** begin **
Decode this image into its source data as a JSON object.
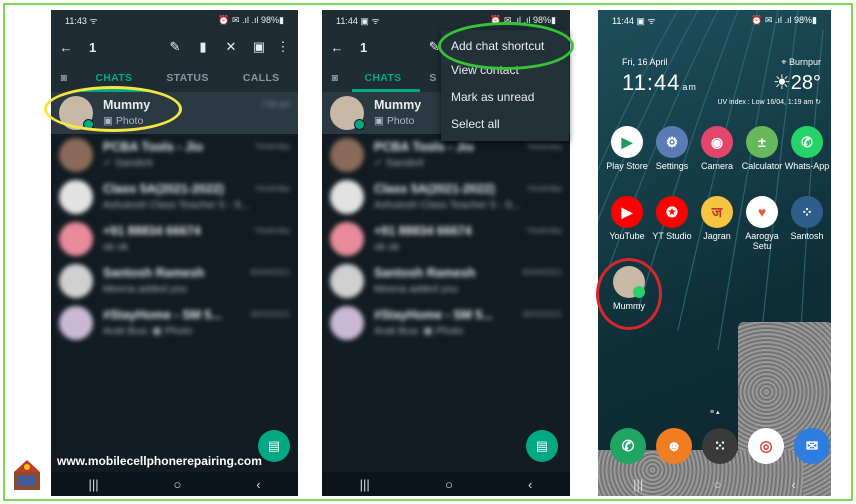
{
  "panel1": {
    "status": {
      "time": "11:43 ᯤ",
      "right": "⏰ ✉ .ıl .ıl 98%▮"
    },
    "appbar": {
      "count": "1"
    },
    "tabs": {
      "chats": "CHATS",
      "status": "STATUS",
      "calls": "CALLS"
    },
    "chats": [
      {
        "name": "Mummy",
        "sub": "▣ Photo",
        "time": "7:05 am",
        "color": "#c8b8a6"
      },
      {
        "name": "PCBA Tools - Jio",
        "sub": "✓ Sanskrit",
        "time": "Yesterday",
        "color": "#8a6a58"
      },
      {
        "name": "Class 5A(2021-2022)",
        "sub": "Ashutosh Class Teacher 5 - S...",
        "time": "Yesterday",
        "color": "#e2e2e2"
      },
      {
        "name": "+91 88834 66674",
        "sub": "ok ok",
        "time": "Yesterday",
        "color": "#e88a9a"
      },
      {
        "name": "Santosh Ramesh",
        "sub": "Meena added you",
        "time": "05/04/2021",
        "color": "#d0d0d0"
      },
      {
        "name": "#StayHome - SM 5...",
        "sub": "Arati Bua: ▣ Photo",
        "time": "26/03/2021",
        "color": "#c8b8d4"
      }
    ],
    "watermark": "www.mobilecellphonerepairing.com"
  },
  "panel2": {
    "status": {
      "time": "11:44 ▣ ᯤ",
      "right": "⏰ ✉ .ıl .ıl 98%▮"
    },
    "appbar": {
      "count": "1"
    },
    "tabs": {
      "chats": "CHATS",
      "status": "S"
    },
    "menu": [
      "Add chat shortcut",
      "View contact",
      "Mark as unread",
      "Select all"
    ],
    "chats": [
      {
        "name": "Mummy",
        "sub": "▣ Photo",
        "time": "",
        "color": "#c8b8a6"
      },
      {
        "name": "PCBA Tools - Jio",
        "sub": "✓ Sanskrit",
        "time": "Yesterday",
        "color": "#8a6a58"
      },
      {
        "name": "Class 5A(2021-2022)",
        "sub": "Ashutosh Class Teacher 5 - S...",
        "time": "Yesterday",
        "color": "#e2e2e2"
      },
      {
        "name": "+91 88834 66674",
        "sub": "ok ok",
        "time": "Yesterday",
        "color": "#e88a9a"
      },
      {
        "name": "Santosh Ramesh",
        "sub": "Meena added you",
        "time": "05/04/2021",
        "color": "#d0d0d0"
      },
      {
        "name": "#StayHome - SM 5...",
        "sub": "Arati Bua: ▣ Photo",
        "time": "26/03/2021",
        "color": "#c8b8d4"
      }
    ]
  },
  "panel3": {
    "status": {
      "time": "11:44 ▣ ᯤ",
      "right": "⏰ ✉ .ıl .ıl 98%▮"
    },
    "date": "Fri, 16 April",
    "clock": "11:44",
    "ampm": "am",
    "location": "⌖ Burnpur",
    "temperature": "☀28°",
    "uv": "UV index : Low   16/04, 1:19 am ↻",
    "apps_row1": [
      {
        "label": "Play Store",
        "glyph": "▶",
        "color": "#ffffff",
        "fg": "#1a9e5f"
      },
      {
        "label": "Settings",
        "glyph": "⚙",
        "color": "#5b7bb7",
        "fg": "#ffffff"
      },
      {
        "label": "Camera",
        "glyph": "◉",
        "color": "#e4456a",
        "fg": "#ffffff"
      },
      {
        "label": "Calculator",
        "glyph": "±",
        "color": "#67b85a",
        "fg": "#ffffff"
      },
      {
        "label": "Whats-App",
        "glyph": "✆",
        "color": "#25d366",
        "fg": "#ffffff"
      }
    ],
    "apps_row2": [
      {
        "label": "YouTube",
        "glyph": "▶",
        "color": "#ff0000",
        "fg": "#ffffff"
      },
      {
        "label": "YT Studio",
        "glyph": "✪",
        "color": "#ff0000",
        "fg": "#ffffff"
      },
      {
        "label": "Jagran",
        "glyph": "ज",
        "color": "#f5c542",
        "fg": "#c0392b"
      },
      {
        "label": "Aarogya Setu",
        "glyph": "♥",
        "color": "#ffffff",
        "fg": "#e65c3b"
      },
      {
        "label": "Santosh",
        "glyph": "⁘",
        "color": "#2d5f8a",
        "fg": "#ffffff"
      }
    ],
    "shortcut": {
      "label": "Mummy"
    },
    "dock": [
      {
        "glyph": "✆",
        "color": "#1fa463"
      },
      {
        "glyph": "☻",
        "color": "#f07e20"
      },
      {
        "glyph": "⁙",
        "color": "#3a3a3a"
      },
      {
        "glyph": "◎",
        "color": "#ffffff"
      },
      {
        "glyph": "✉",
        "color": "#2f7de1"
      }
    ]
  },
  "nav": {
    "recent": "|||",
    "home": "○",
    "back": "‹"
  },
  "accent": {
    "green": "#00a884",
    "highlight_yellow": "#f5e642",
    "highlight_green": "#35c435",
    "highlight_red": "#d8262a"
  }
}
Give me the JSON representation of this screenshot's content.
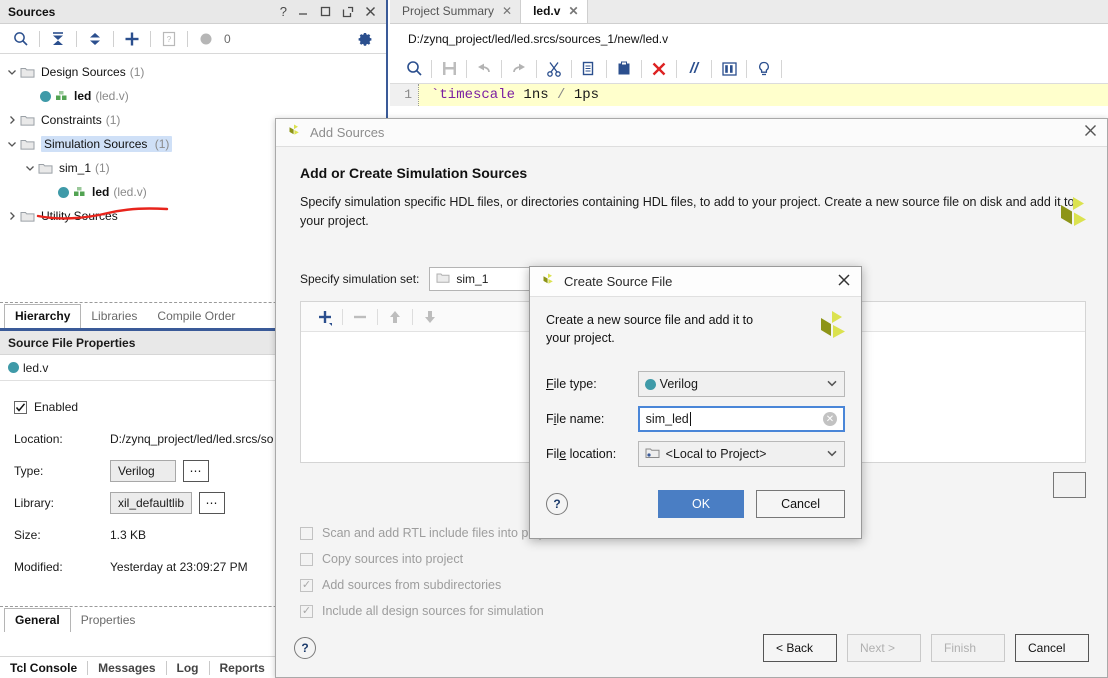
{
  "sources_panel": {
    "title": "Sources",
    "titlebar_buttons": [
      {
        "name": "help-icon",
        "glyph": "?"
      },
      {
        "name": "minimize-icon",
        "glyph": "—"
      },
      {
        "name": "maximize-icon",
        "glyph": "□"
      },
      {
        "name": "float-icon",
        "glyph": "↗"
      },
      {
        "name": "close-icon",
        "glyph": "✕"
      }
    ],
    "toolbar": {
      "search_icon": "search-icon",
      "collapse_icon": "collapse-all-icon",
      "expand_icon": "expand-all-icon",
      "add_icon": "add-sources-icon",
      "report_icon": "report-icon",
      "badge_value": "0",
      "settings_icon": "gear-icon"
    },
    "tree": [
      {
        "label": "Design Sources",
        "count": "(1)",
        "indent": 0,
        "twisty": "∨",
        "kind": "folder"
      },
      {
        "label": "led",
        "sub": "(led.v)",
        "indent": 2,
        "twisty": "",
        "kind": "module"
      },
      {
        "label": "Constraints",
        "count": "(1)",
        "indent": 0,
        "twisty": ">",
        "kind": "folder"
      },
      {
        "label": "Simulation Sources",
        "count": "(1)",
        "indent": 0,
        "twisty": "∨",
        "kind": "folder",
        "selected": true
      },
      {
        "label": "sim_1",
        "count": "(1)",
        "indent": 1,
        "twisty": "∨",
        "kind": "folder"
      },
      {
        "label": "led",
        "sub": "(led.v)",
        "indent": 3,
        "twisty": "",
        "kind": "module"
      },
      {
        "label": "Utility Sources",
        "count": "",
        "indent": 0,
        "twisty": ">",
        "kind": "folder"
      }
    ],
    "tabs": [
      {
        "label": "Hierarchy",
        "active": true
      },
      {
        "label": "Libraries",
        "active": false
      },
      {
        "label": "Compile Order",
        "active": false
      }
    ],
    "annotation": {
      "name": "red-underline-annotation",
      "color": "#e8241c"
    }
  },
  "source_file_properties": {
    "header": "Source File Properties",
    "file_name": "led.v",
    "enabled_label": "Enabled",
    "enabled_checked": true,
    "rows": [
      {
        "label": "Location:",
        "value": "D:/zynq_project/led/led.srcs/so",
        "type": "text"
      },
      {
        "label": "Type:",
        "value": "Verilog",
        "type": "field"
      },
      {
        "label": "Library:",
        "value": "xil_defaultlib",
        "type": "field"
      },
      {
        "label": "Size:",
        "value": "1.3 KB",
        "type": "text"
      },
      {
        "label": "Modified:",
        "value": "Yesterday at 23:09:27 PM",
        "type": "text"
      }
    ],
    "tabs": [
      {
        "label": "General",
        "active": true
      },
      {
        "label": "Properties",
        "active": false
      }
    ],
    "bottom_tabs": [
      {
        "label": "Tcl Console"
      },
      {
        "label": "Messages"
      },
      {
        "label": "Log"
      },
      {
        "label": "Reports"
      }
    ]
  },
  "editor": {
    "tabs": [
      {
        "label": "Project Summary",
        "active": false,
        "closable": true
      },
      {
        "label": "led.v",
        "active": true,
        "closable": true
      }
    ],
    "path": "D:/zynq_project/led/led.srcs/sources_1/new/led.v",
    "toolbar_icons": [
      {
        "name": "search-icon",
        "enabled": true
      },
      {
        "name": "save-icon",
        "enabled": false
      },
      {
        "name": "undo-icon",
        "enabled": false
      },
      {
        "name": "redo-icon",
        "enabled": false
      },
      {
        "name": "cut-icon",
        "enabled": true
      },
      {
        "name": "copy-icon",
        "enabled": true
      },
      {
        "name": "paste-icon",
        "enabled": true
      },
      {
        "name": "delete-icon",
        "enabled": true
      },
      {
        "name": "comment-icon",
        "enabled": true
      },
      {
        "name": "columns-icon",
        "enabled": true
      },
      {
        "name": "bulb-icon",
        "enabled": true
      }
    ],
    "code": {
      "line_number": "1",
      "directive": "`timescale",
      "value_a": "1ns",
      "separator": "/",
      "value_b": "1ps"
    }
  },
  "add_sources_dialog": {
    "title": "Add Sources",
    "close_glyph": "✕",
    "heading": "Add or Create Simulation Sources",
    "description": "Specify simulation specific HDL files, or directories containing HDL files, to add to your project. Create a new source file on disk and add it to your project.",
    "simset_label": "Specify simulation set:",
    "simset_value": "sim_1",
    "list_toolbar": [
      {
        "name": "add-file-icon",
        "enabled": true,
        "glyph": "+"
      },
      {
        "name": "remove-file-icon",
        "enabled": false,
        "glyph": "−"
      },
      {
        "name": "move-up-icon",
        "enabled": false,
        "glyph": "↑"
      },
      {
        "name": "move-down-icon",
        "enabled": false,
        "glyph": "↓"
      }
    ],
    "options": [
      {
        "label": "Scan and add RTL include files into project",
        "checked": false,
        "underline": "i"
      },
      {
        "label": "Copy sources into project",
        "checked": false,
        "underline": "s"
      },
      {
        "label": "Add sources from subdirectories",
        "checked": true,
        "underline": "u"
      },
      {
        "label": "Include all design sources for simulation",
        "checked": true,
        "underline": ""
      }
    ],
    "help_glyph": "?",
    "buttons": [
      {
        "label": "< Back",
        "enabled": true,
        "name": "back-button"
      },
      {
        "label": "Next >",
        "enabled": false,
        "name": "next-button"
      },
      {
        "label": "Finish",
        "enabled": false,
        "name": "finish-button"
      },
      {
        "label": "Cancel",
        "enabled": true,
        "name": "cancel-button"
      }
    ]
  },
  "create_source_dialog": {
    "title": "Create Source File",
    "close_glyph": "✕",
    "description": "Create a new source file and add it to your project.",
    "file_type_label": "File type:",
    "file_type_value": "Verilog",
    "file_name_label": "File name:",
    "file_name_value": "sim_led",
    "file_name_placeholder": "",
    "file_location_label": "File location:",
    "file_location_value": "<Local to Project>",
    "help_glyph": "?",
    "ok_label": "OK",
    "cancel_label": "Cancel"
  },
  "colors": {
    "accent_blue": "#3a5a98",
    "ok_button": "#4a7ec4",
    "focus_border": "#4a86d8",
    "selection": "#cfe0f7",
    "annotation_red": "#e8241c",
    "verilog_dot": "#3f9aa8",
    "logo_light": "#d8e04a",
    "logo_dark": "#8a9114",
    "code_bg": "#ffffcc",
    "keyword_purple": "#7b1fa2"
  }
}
** end **
**What you should do**
Which lines in the listing above hold the word "your"? Show each of them.

**Task result**
    "description": "Specify simulation specific HDL files, or directories containing HDL files, to add to your project. Create a new source file on disk and add it to your project.",
    "description": "Create a new source file and add it to your project.",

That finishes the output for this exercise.